◆ Excerpted data ◆
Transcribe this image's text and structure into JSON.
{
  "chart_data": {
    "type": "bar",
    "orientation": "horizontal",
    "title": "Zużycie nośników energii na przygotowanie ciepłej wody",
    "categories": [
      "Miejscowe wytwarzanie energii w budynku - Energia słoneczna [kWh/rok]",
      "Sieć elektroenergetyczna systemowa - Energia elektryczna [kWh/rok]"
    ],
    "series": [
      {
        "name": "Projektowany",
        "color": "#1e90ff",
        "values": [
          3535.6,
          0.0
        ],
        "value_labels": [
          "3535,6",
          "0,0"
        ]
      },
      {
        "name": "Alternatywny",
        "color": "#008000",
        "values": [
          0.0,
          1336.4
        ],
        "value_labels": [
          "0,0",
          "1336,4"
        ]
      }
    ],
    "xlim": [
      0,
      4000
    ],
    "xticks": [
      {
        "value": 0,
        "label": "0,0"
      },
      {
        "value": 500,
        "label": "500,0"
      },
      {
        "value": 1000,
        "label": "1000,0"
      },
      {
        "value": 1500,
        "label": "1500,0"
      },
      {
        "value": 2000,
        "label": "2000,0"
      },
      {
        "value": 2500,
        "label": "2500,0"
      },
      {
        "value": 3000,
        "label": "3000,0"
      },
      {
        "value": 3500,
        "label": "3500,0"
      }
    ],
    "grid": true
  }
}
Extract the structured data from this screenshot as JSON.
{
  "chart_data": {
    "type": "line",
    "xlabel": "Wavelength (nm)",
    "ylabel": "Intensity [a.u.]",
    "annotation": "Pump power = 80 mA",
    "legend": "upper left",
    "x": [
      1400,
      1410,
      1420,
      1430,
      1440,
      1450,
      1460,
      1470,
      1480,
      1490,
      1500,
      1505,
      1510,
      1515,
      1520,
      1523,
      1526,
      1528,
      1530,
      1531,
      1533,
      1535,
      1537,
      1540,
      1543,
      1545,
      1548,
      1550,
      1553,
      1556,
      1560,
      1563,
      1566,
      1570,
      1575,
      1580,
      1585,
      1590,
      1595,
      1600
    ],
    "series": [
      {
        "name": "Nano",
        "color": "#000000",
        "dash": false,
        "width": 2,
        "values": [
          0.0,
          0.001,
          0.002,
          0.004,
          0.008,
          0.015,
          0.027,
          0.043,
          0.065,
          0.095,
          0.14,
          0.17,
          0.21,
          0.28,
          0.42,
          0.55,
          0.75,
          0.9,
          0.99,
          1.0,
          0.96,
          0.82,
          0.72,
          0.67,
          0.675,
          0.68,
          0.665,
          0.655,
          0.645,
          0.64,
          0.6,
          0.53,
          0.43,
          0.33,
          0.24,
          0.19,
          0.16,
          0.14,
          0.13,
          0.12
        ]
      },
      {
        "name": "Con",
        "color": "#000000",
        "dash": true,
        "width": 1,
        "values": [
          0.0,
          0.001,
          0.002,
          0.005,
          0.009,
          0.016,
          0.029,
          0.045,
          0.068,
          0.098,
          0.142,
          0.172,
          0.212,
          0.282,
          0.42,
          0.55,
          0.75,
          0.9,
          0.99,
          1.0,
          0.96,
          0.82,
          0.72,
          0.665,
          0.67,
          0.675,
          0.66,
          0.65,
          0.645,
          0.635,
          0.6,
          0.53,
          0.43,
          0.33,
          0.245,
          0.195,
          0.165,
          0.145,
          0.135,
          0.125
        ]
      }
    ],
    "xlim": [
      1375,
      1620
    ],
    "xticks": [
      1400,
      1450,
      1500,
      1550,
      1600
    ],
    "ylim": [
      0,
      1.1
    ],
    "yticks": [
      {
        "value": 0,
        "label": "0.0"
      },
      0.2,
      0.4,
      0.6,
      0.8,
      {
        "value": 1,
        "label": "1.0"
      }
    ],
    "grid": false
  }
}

◆ Objective ◆
Extract each record, keeping it identical to the original.

◆ Response ◆
Transcribe this image's text and structure into JSON.
{
  "chart_data": {
    "type": "bar",
    "orientation": "horizontal",
    "title": "Zużycie nośników energii na przygotowanie ciepłej wody",
    "categories": [
      "Miejscowe wytwarzanie energii w budynku - Energia słoneczna [kWh/rok]",
      "Sieć elektroenergetyczna systemowa - Energia elektryczna [kWh/rok]"
    ],
    "series": [
      {
        "name": "Projektowany",
        "color": "#1e90ff",
        "values": [
          3535.6,
          0.0
        ],
        "value_labels": [
          "3535,6",
          "0,0"
        ]
      },
      {
        "name": "Alternatywny",
        "color": "#008000",
        "values": [
          0.0,
          1336.4
        ],
        "value_labels": [
          "0,0",
          "1336,4"
        ]
      }
    ],
    "xlim": [
      0,
      4000
    ],
    "xticks": [
      {
        "value": 0,
        "label": "0,0"
      },
      {
        "value": 500,
        "label": "500,0"
      },
      {
        "value": 1000,
        "label": "1000,0"
      },
      {
        "value": 1500,
        "label": "1500,0"
      },
      {
        "value": 2000,
        "label": "2000,0"
      },
      {
        "value": 2500,
        "label": "2500,0"
      },
      {
        "value": 3000,
        "label": "3000,0"
      },
      {
        "value": 3500,
        "label": "3500,0"
      }
    ],
    "grid": true
  }
}
Extract the structured data from this screenshot as JSON.
{
  "chart_data": {
    "type": "line",
    "xlabel": "Wavelength (nm)",
    "ylabel": "Intensity [a.u.]",
    "annotation": "Pump power = 80 mA",
    "legend": "upper left",
    "x": [
      1400,
      1410,
      1420,
      1430,
      1440,
      1450,
      1460,
      1470,
      1480,
      1490,
      1500,
      1505,
      1510,
      1515,
      1520,
      1523,
      1526,
      1528,
      1530,
      1531,
      1533,
      1535,
      1537,
      1540,
      1543,
      1545,
      1548,
      1550,
      1553,
      1556,
      1560,
      1563,
      1566,
      1570,
      1575,
      1580,
      1585,
      1590,
      1595,
      1600
    ],
    "series": [
      {
        "name": "Nano",
        "color": "#000000",
        "dash": false,
        "width": 2,
        "values": [
          0.0,
          0.001,
          0.002,
          0.004,
          0.008,
          0.015,
          0.027,
          0.043,
          0.065,
          0.095,
          0.14,
          0.17,
          0.21,
          0.28,
          0.42,
          0.55,
          0.75,
          0.9,
          0.99,
          1.0,
          0.96,
          0.82,
          0.72,
          0.67,
          0.675,
          0.68,
          0.665,
          0.655,
          0.645,
          0.64,
          0.6,
          0.53,
          0.43,
          0.33,
          0.24,
          0.19,
          0.16,
          0.14,
          0.13,
          0.12
        ]
      },
      {
        "name": "Con",
        "color": "#000000",
        "dash": true,
        "width": 1,
        "values": [
          0.0,
          0.001,
          0.002,
          0.005,
          0.009,
          0.016,
          0.029,
          0.045,
          0.068,
          0.098,
          0.142,
          0.172,
          0.212,
          0.282,
          0.42,
          0.55,
          0.75,
          0.9,
          0.99,
          1.0,
          0.96,
          0.82,
          0.72,
          0.665,
          0.67,
          0.675,
          0.66,
          0.65,
          0.645,
          0.635,
          0.6,
          0.53,
          0.43,
          0.33,
          0.245,
          0.195,
          0.165,
          0.145,
          0.135,
          0.125
        ]
      }
    ],
    "xlim": [
      1375,
      1620
    ],
    "xticks": [
      1400,
      1450,
      1500,
      1550,
      1600
    ],
    "ylim": [
      0,
      1.1
    ],
    "yticks": [
      {
        "value": 0,
        "label": "0.0"
      },
      0.2,
      0.4,
      0.6,
      0.8,
      {
        "value": 1,
        "label": "1.0"
      }
    ],
    "grid": false
  }
}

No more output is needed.